Recorded data |
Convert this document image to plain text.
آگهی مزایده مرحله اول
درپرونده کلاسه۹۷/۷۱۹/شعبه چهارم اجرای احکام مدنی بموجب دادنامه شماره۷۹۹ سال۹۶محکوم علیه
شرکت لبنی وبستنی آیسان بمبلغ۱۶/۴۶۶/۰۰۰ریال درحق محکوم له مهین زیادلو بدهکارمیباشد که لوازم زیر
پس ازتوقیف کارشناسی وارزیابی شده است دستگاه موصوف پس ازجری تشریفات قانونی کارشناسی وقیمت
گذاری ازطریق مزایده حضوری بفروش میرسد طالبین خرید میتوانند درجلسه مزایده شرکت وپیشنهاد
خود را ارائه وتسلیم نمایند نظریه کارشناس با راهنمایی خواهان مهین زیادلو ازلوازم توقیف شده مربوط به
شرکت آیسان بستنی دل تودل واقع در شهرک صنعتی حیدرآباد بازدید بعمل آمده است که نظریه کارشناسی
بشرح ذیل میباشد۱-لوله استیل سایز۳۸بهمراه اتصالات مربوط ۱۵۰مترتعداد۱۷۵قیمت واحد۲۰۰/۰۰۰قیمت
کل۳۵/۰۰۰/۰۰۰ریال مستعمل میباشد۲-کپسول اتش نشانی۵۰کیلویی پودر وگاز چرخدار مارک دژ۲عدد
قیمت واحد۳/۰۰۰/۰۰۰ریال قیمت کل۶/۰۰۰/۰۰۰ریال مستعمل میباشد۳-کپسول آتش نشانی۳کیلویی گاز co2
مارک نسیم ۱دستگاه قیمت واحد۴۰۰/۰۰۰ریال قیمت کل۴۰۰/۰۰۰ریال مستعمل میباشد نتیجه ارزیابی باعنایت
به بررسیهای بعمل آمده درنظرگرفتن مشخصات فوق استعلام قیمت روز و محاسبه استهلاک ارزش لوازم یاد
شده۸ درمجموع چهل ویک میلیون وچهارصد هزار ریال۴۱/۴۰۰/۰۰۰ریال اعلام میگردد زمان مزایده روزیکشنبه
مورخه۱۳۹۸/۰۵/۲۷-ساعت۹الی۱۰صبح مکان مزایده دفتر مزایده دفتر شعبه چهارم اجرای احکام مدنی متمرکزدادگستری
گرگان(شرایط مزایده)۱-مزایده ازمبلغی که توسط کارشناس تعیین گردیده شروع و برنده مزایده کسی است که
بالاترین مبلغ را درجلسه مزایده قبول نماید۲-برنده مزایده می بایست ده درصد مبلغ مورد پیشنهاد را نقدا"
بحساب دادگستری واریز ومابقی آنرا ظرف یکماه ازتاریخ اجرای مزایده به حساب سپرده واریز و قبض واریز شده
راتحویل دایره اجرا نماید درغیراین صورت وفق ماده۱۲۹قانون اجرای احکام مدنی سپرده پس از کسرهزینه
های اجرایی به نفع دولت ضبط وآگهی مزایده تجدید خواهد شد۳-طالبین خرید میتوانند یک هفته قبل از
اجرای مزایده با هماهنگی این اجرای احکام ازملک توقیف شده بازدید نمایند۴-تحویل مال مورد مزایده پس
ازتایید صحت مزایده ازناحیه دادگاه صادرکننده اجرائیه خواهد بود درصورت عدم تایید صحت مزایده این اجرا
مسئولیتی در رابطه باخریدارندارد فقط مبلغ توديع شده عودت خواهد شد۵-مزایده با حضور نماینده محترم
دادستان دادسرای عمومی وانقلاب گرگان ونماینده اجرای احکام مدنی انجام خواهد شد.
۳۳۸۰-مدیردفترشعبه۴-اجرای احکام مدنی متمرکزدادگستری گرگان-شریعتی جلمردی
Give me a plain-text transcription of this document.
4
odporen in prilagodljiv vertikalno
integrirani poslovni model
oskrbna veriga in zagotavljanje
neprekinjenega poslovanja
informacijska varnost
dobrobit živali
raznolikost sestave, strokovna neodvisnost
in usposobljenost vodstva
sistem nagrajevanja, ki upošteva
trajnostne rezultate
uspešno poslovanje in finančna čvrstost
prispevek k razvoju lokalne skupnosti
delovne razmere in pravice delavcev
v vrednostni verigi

What is required | Wherever a line in the data above holds "کارشناسی", copy that line.

Final answer |
پس ازتوقیف کارشناسی وارزیابی شده است دستگاه موصوف پس ازجری تشریفات قانونی کارشناسی وقیمت
شرکت آیسان بستنی دل تودل واقع در شهرک صنعتی حیدرآباد بازدید بعمل آمده است که نظریه کارشناسی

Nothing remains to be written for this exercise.